SOURCE:
--------------------
Eat For The Planet: At The Table with Thomasina Miers
Tommi Miers is a fierce advocate of eating for the planet. Since winning Masterchef and founding Wahaca back in 2007, she has paid homage to the vegetable rich Mexican diet using seasonal British ingredients, with a strong focus on eating good quality, sustainably sourced produce. Through her work with Soil Association and Chefs in Schools she highlights the need for everyone to have access to good quality ingredients and an understanding of how our food is grown, and she has a lot of fun doing it. We sat down with Tommi to chat about her food philosophy, how the Mexican diet inspired her work and how thinking about the impact of food on our soils is part of celebrating the sheer joy of cooking.
Tommi, tell us a little bit about yourself — where did your journey in food and cooking begin?
I grew up loving to cook. I used to sit at a stool by my mother’s side and watch her make magic in the kitchen. She used to do amazing things with simple ingredients, slow cooking onions until they were soft and sweet, making mayonnaises at the drop of a hat, browning flour in butter until nutty and delicious before making a white sauce. She taught me the fundamentals of cooking which have served me ever since. Growing up I would ask if I could cook dinner and the game was to open the fridge and see if I could conjure something up with what ingredients she had bought on her weekly shop.
--------------------
TO DO:
1. Answer these questions from the interview with Thomasina Miers.
(a) In what year did she win Masterchef and found Wahaca?
(b) Through work with which two organizations does she highlight the need for access to good quality ingredients?
(c) What did her mother brown in butter before making a white sauce?
2. Rewrite the rows from the first row up to and including the row with "document-title: CARTEL DE", changing "reference-initials" to "reference-code" and leaving everything else unchanged.
The interview and the rows are separate material with no connection to each other.

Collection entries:
--------------------
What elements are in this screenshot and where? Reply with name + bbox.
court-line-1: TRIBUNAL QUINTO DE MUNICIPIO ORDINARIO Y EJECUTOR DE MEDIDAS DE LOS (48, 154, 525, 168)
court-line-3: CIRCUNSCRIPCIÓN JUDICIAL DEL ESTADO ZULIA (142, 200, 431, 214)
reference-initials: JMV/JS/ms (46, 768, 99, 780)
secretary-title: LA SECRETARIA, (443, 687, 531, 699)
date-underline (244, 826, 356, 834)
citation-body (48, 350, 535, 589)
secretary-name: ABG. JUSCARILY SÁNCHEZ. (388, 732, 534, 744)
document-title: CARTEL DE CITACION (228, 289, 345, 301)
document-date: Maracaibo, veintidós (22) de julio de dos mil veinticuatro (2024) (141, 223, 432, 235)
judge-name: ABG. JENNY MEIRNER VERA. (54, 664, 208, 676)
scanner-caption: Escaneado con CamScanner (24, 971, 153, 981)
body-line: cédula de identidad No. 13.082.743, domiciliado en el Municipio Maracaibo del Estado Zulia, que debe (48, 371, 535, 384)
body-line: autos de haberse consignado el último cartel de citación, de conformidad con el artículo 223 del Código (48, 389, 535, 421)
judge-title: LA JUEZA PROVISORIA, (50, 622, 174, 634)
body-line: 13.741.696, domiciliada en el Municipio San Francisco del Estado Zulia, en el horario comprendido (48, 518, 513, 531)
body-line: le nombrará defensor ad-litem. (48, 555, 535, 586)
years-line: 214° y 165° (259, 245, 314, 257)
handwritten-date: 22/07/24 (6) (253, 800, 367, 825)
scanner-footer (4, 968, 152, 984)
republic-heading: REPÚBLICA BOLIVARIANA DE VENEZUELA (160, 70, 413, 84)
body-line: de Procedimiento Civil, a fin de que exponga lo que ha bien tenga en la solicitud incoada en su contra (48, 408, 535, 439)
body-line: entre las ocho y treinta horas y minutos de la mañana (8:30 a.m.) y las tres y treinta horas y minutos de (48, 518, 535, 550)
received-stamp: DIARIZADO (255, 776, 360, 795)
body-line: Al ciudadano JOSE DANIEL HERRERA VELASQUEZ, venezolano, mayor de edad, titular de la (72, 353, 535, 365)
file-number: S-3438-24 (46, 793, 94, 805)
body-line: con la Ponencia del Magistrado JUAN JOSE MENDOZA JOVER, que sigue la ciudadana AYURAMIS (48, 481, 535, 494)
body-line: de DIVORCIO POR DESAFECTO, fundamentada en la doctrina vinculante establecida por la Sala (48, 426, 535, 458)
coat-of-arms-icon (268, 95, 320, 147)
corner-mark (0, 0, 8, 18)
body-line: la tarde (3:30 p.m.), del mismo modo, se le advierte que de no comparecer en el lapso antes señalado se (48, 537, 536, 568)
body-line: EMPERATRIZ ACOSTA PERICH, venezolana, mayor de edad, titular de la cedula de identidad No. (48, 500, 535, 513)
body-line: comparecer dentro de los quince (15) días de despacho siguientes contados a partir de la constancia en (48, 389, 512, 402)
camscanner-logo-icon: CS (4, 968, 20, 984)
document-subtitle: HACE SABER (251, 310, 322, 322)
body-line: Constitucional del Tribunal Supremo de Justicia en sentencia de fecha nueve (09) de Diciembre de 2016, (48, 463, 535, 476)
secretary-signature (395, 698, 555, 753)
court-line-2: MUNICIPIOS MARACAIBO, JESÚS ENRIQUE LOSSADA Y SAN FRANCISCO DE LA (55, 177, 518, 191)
--------------------
SOLUTIONS FOR EACH TASK:
1.
(a) 2007
(b) Soil Association and Chefs in Schools
(c) Flour

2.
What elements are in this screenshot and where? Reply with name + bbox.
court-line-1: TRIBUNAL QUINTO DE MUNICIPIO ORDINARIO Y EJECUTOR DE MEDIDAS DE LOS (48, 154, 525, 168)
court-line-3: CIRCUNSCRIPCIÓN JUDICIAL DEL ESTADO ZULIA (142, 200, 431, 214)
reference-code: JMV/JS/ms (46, 768, 99, 780)
secretary-title: LA SECRETARIA, (443, 687, 531, 699)
date-underline (244, 826, 356, 834)
citation-body (48, 350, 535, 589)
secretary-name: ABG. JUSCARILY SÁNCHEZ. (388, 732, 534, 744)
document-title: CARTEL DE CITACION (228, 289, 345, 301)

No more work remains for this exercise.